### [Objective]
Wherever the string "ipsum" appears, copy the whole line.
## Begin Input rows
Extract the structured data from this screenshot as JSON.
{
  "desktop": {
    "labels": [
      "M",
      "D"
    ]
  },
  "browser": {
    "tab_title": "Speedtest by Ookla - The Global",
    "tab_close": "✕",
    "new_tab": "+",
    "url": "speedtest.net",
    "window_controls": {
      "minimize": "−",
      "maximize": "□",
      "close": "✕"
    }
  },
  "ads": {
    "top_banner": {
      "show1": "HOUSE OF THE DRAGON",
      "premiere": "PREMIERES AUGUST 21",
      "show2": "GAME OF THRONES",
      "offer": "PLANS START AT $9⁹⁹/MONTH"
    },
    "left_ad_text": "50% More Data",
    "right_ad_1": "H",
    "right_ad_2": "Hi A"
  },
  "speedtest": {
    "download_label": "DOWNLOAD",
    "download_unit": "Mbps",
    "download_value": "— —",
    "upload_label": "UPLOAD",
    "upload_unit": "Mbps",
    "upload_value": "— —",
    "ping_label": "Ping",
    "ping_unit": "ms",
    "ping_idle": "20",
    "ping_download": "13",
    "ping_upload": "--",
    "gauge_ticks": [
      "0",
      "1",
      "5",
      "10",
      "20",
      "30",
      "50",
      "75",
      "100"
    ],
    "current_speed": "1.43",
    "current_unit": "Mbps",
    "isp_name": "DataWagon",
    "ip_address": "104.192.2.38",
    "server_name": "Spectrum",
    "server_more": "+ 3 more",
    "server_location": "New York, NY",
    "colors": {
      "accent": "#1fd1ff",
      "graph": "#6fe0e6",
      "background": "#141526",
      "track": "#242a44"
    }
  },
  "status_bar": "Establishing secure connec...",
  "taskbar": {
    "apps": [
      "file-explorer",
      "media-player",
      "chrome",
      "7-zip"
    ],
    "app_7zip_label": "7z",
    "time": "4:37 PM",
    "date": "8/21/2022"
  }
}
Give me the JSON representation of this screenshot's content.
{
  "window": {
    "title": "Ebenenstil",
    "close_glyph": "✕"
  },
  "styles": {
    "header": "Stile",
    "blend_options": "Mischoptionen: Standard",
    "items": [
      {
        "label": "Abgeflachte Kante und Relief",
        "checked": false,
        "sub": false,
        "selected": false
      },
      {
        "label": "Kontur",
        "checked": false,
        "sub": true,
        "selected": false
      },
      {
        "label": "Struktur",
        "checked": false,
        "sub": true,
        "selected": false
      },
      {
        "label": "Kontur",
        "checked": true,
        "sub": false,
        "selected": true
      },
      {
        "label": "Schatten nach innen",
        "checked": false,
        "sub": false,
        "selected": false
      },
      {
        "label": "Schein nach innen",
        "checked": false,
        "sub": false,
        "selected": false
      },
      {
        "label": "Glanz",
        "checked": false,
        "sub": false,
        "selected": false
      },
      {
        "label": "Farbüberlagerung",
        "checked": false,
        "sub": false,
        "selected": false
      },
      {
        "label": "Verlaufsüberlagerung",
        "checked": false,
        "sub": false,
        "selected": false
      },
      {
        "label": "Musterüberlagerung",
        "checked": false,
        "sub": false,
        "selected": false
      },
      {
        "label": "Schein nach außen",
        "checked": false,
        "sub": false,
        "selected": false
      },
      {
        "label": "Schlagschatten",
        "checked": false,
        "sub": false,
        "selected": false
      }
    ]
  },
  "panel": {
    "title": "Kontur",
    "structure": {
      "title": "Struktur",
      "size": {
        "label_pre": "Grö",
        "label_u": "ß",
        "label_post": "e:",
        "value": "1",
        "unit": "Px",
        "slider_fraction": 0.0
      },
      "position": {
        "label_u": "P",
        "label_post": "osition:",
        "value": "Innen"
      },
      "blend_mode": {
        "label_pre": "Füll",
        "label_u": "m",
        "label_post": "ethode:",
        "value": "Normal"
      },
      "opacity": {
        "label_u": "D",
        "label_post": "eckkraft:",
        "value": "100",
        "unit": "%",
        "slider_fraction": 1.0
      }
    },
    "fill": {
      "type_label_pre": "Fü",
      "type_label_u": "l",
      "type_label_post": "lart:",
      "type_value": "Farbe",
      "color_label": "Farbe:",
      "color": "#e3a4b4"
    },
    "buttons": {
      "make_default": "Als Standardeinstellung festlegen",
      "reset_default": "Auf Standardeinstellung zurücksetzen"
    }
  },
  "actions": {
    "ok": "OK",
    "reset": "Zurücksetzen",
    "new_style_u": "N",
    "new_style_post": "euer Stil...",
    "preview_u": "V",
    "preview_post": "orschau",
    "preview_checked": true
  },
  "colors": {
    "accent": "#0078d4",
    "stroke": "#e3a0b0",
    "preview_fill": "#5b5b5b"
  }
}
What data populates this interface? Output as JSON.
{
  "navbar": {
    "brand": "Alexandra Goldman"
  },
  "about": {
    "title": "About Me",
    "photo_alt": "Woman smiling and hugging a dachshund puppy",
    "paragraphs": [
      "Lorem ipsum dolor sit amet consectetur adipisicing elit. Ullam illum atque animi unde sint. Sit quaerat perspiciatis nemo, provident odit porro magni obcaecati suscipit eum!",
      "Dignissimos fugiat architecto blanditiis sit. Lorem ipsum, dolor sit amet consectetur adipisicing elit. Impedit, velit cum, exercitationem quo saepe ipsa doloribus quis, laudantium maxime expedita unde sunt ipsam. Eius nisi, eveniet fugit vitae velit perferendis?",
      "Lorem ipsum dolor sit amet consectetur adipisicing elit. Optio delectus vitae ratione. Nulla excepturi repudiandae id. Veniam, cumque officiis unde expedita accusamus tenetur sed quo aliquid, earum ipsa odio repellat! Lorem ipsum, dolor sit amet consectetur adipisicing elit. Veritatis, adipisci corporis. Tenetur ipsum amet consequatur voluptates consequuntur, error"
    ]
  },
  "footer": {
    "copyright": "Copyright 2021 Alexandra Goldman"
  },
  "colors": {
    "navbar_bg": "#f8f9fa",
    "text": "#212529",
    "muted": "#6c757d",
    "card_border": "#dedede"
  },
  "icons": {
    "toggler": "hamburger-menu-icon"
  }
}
## End Input rows
## Begin Input rows
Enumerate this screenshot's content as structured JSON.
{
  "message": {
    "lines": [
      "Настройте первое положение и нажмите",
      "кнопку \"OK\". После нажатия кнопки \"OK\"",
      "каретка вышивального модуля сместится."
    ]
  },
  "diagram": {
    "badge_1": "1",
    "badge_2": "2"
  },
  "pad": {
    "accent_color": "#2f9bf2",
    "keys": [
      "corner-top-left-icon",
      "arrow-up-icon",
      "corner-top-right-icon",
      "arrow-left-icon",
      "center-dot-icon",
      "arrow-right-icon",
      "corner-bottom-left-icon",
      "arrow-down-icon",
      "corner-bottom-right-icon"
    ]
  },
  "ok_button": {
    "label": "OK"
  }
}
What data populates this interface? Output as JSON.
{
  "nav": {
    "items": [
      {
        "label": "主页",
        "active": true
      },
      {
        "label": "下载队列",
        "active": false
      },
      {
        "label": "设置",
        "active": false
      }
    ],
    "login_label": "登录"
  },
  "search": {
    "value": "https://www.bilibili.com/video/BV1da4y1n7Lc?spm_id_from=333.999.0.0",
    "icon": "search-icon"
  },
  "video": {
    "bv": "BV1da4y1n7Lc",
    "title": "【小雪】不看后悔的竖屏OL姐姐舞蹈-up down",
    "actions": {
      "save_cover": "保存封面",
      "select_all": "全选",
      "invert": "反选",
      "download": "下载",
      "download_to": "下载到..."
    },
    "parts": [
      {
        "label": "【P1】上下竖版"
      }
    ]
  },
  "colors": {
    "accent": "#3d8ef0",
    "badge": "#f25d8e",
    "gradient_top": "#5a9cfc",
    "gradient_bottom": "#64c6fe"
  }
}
## End Input rows
### [Complete answer]
      "Lorem ipsum dolor sit amet consectetur adipisicing elit. Ullam illum atque animi unde sint. Sit quaerat perspiciatis nemo, provident odit porro magni obcaecati suscipit eum!",
      "Dignissimos fugiat architecto blanditiis sit. Lorem ipsum, dolor sit amet consectetur adipisicing elit. Impedit, velit cum, exercitationem quo saepe ipsa doloribus quis, laudantium maxime expedita unde sunt ipsam. Eius nisi, eveniet fugit vitae velit perferendis?",
      "Lorem ipsum dolor sit amet consectetur adipisicing elit. Optio delectus vitae ratione. Nulla excepturi repudiandae id. Veniam, cumque officiis unde expedita accusamus tenetur sed quo aliquid, earum ipsa odio repellat! Lorem ipsum, dolor sit amet consectetur adipisicing elit. Veritatis, adipisci corporis. Tenetur ipsum amet consequatur voluptates consequuntur, error"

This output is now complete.